▸ **Stored entries**:
>>
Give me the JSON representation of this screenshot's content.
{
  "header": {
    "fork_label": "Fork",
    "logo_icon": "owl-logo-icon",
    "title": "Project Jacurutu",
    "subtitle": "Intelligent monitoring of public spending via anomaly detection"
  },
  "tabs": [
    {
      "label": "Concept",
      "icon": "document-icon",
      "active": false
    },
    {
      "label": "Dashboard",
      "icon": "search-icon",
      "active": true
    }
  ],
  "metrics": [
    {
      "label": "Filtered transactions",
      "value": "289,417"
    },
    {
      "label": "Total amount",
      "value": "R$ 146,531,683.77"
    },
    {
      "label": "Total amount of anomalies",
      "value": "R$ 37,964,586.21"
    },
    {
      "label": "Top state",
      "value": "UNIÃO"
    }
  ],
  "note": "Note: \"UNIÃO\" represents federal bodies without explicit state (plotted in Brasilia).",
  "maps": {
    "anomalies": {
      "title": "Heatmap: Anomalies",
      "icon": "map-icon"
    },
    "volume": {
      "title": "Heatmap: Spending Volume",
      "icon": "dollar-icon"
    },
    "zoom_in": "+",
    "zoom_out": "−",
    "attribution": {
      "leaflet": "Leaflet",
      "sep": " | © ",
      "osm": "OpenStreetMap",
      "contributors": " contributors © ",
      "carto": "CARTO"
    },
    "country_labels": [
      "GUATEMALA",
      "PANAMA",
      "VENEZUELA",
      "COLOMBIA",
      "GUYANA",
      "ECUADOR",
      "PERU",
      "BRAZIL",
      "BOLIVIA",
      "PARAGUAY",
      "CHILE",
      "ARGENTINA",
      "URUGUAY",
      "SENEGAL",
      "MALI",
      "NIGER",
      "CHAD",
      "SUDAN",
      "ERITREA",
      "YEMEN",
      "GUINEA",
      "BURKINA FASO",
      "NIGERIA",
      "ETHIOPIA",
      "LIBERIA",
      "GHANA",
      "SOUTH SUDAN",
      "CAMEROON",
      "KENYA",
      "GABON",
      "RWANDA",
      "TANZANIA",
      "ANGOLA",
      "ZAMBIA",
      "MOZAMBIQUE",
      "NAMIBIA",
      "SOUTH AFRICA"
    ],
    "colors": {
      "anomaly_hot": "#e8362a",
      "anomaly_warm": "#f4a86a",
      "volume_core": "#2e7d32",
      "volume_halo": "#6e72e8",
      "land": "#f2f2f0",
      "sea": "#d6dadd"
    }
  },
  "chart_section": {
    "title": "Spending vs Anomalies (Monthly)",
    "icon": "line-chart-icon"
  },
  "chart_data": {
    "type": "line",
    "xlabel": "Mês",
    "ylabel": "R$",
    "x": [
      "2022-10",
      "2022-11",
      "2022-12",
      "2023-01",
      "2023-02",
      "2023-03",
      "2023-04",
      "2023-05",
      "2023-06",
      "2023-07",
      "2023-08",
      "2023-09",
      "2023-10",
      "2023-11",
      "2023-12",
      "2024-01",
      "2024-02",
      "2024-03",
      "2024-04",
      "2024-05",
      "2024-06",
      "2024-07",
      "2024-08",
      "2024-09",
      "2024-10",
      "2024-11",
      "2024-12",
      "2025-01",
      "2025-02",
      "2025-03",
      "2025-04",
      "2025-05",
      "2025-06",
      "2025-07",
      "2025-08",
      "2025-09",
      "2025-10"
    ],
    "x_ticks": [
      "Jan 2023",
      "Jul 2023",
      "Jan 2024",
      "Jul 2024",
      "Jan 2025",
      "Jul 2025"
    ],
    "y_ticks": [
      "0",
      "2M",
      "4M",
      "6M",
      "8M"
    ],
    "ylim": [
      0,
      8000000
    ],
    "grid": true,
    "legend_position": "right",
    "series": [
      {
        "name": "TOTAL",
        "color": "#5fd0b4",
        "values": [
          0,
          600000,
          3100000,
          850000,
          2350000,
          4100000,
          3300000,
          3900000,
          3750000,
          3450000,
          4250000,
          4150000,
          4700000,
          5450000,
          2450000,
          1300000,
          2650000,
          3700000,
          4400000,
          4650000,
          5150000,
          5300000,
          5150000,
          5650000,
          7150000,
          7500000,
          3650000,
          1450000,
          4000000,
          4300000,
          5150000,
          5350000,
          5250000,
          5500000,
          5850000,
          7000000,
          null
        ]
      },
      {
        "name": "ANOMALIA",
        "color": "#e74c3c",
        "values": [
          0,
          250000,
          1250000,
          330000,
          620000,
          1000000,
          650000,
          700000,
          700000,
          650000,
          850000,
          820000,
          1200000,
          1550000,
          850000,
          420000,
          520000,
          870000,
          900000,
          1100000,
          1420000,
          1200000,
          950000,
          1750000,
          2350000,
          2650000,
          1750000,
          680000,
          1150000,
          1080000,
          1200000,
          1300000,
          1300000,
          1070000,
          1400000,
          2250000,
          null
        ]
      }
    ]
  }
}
<<
Using the listing above, locate the lines that hold "amount" and copy each one.

▸ **Response to this task**:
      "label": "Total amount",
      "label": "Total amount of anomalies",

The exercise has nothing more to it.